======== RECORDED DATA ========

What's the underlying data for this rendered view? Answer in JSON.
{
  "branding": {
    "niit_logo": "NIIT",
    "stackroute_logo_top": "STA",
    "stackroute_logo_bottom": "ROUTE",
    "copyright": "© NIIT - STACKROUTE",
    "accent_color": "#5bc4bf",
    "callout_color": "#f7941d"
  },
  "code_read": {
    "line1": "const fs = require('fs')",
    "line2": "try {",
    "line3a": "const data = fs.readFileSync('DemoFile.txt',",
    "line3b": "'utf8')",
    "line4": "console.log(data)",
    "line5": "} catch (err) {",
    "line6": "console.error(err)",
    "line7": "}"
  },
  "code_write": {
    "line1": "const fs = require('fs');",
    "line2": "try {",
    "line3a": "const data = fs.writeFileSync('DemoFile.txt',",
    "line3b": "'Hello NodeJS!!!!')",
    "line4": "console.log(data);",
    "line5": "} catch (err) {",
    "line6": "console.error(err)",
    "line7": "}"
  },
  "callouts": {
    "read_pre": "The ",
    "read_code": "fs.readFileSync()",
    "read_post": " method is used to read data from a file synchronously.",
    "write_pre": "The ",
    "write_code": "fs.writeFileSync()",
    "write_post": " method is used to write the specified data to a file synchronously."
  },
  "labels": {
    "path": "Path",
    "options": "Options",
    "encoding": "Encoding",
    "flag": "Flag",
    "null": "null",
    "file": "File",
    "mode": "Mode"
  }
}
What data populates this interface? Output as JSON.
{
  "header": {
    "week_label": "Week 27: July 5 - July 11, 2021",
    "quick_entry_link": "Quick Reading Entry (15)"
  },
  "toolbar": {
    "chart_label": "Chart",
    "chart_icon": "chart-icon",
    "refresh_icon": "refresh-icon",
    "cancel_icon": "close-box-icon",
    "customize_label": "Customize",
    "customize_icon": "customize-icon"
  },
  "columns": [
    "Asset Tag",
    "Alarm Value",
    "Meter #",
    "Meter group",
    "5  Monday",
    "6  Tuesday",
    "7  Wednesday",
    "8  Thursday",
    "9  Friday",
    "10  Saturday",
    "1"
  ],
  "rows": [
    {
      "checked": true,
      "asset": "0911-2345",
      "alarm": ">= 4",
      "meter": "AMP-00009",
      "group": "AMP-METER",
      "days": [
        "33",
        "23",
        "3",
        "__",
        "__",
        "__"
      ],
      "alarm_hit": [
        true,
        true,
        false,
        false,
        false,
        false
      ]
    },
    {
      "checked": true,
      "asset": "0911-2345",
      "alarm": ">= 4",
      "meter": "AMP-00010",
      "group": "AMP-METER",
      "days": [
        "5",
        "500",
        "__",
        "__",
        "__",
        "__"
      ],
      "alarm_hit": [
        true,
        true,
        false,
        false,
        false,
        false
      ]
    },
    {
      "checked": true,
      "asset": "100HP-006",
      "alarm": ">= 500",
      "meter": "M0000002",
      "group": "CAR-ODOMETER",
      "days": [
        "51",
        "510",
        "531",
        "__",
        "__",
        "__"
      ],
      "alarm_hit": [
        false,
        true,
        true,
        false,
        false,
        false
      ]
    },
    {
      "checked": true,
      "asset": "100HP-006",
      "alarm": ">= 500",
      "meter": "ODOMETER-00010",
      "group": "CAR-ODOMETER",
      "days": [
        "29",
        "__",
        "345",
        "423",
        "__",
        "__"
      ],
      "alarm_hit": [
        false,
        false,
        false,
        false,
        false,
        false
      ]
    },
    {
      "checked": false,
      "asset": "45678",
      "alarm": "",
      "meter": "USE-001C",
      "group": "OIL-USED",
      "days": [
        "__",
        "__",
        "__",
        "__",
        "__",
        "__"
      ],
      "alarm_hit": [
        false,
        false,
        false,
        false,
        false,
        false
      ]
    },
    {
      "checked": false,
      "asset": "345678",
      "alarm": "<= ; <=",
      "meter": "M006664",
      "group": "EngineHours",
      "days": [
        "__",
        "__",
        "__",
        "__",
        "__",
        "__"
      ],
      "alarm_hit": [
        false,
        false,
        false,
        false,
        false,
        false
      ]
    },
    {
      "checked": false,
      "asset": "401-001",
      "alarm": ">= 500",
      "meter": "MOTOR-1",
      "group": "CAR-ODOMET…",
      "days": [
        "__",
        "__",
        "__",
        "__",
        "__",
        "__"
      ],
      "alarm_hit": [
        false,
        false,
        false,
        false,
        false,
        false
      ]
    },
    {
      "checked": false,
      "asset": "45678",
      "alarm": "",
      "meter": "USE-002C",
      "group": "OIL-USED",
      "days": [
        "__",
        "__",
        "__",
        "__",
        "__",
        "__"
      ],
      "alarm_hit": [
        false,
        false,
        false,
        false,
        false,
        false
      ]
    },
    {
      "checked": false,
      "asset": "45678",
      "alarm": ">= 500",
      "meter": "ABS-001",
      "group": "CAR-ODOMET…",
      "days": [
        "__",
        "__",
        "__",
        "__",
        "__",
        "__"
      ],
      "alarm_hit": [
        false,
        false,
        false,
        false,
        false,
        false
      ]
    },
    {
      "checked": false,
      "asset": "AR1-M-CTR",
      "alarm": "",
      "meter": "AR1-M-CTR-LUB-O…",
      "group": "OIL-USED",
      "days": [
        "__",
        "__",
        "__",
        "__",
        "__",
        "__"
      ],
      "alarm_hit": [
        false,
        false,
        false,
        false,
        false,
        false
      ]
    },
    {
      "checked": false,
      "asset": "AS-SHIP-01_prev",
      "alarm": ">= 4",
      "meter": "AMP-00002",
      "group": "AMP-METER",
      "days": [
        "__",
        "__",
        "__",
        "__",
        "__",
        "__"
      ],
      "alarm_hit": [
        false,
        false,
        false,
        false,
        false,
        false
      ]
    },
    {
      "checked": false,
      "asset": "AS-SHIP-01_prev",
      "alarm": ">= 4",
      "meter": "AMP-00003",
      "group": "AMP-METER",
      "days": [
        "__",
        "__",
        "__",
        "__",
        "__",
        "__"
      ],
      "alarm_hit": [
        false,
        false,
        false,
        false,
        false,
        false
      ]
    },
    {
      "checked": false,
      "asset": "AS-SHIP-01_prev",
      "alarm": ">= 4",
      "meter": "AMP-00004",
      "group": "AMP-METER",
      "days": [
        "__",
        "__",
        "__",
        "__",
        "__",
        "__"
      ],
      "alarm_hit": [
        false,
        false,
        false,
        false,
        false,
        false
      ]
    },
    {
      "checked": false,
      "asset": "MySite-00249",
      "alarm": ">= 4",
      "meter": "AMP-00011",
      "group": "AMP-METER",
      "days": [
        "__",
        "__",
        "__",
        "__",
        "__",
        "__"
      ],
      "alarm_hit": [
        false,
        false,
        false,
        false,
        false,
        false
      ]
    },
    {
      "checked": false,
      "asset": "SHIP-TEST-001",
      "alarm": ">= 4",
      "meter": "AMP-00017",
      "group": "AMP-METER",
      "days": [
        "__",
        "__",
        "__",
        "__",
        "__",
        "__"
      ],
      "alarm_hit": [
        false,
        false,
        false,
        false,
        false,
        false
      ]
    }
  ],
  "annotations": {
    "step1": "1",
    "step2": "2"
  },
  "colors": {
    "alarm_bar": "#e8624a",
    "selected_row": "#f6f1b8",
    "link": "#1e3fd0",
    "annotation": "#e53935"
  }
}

========

— SET PROBLEM —
Return the lines above exactly, keeping every word.

— ANSWER TO THIS EXERCISE —
What's the underlying data for this rendered view? Answer in JSON.
{
  "branding": {
    "niit_logo": "NIIT",
    "stackroute_logo_top": "STA",
    "stackroute_logo_bottom": "ROUTE",
    "copyright": "© NIIT - STACKROUTE",
    "accent_color": "#5bc4bf",
    "callout_color": "#f7941d"
  },
  "code_read": {
    "line1": "const fs = require('fs')",
    "line2": "try {",
    "line3a": "const data = fs.readFileSync('DemoFile.txt',",
    "line3b": "'utf8')",
    "line4": "console.log(data)",
    "line5": "} catch (err) {",
    "line6": "console.error(err)",
    "line7": "}"
  },
  "code_write": {
    "line1": "const fs = require('fs');",
    "line2": "try {",
    "line3a": "const data = fs.writeFileSync('DemoFile.txt',",
    "line3b": "'Hello NodeJS!!!!')",
    "line4": "console.log(data);",
    "line5": "} catch (err) {",
    "line6": "console.error(err)",
    "line7": "}"
  },
  "callouts": {
    "read_pre": "The ",
    "read_code": "fs.readFileSync()",
    "read_post": " method is used to read data from a file synchronously.",
    "write_pre": "The ",
    "write_code": "fs.writeFileSync()",
    "write_post": " method is used to write the specified data to a file synchronously."
  },
  "labels": {
    "path": "Path",
    "options": "Options",
    "encoding": "Encoding",
    "flag": "Flag",
    "null": "null",
    "file": "File",
    "mode": "Mode"
  }
}
What data populates this interface? Output as JSON.
{
  "header": {
    "week_label": "Week 27: July 5 - July 11, 2021",
    "quick_entry_link": "Quick Reading Entry (15)"
  },
  "toolbar": {
    "chart_label": "Chart",
    "chart_icon": "chart-icon",
    "refresh_icon": "refresh-icon",
    "cancel_icon": "close-box-icon",
    "customize_label": "Customize",
    "customize_icon": "customize-icon"
  },
  "columns": [
    "Asset Tag",
    "Alarm Value",
    "Meter #",
    "Meter group",
    "5  Monday",
    "6  Tuesday",
    "7  Wednesday",
    "8  Thursday",
    "9  Friday",
    "10  Saturday",
    "1"
  ],
  "rows": [
    {
      "checked": true,
      "asset": "0911-2345",
      "alarm": ">= 4",
      "meter": "AMP-00009",
      "group": "AMP-METER",
      "days": [
        "33",
        "23",
        "3",
        "__",
        "__",
        "__"
      ],
      "alarm_hit": [
        true,
        true,
        false,
        false,
        false,
        false
      ]
    },
    {
      "checked": true,
      "asset": "0911-2345",
      "alarm": ">= 4",
      "meter": "AMP-00010",
      "group": "AMP-METER",
      "days": [
        "5",
        "500",
        "__",
        "__",
        "__",
        "__"
      ],
      "alarm_hit": [
        true,
        true,
        false,
        false,
        false,
        false
      ]
    },
    {
      "checked": true,
      "asset": "100HP-006",
      "alarm": ">= 500",
      "meter": "M0000002",
      "group": "CAR-ODOMETER",
      "days": [
        "51",
        "510",
        "531",
        "__",
        "__",
        "__"
      ],
      "alarm_hit": [
        false,
        true,
        true,
        false,
        false,
        false
      ]
    },
    {
      "checked": true,
      "asset": "100HP-006",
      "alarm": ">= 500",
      "meter": "ODOMETER-00010",
      "group": "CAR-ODOMETER",
      "days": [
        "29",
        "__",
        "345",
        "423",
        "__",
        "__"
      ],
      "alarm_hit": [
        false,
        false,
        false,
        false,
        false,
        false
      ]
    },
    {
      "checked": false,
      "asset": "45678",
      "alarm": "",
      "meter": "USE-001C",
      "group": "OIL-USED",
      "days": [
        "__",
        "__",
        "__",
        "__",
        "__",
        "__"
      ],
      "alarm_hit": [
        false,
        false,
        false,
        false,
        false,
        false
      ]
    },
    {
      "checked": false,
      "asset": "345678",
      "alarm": "<= ; <=",
      "meter": "M006664",
      "group": "EngineHours",
      "days": [
        "__",
        "__",
        "__",
        "__",
        "__",
        "__"
      ],
      "alarm_hit": [
        false,
        false,
        false,
        false,
        false,
        false
      ]
    },
    {
      "checked": false,
      "asset": "401-001",
      "alarm": ">= 500",
      "meter": "MOTOR-1",
      "group": "CAR-ODOMET…",
      "days": [
        "__",
        "__",
        "__",
        "__",
        "__",
        "__"
      ],
      "alarm_hit": [
        false,
        false,
        false,
        false,
        false,
        false
      ]
    },
    {
      "checked": false,
      "asset": "45678",
      "alarm": "",
      "meter": "USE-002C",
      "group": "OIL-USED",
      "days": [
        "__",
        "__",
        "__",
        "__",
        "__",
        "__"
      ],
      "alarm_hit": [
        false,
        false,
        false,
        false,
        false,
        false
      ]
    },
    {
      "checked": false,
      "asset": "45678",
      "alarm": ">= 500",
      "meter": "ABS-001",
      "group": "CAR-ODOMET…",
      "days": [
        "__",
        "__",
        "__",
        "__",
        "__",
        "__"
      ],
      "alarm_hit": [
        false,
        false,
        false,
        false,
        false,
        false
      ]
    },
    {
      "checked": false,
      "asset": "AR1-M-CTR",
      "alarm": "",
      "meter": "AR1-M-CTR-LUB-O…",
      "group": "OIL-USED",
      "days": [
        "__",
        "__",
        "__",
        "__",
        "__",
        "__"
      ],
      "alarm_hit": [
        false,
        false,
        false,
        false,
        false,
        false
      ]
    },
    {
      "checked": false,
      "asset": "AS-SHIP-01_prev",
      "alarm": ">= 4",
      "meter": "AMP-00002",
      "group": "AMP-METER",
      "days": [
        "__",
        "__",
        "__",
        "__",
        "__",
        "__"
      ],
      "alarm_hit": [
        false,
        false,
        false,
        false,
        false,
        false
      ]
    },
    {
      "checked": false,
      "asset": "AS-SHIP-01_prev",
      "alarm": ">= 4",
      "meter": "AMP-00003",
      "group": "AMP-METER",
      "days": [
        "__",
        "__",
        "__",
        "__",
        "__",
        "__"
      ],
      "alarm_hit": [
        false,
        false,
        false,
        false,
        false,
        false
      ]
    },
    {
      "checked": false,
      "asset": "AS-SHIP-01_prev",
      "alarm": ">= 4",
      "meter": "AMP-00004",
      "group": "AMP-METER",
      "days": [
        "__",
        "__",
        "__",
        "__",
        "__",
        "__"
      ],
      "alarm_hit": [
        false,
        false,
        false,
        false,
        false,
        false
      ]
    },
    {
      "checked": false,
      "asset": "MySite-00249",
      "alarm": ">= 4",
      "meter": "AMP-00011",
      "group": "AMP-METER",
      "days": [
        "__",
        "__",
        "__",
        "__",
        "__",
        "__"
      ],
      "alarm_hit": [
        false,
        false,
        false,
        false,
        false,
        false
      ]
    },
    {
      "checked": false,
      "asset": "SHIP-TEST-001",
      "alarm": ">= 4",
      "meter": "AMP-00017",
      "group": "AMP-METER",
      "days": [
        "__",
        "__",
        "__",
        "__",
        "__",
        "__"
      ],
      "alarm_hit": [
        false,
        false,
        false,
        false,
        false,
        false
      ]
    }
  ],
  "annotations": {
    "step1": "1",
    "step2": "2"
  },
  "colors": {
    "alarm_bar": "#e8624a",
    "selected_row": "#f6f1b8",
    "link": "#1e3fd0",
    "annotation": "#e53935"
  }
}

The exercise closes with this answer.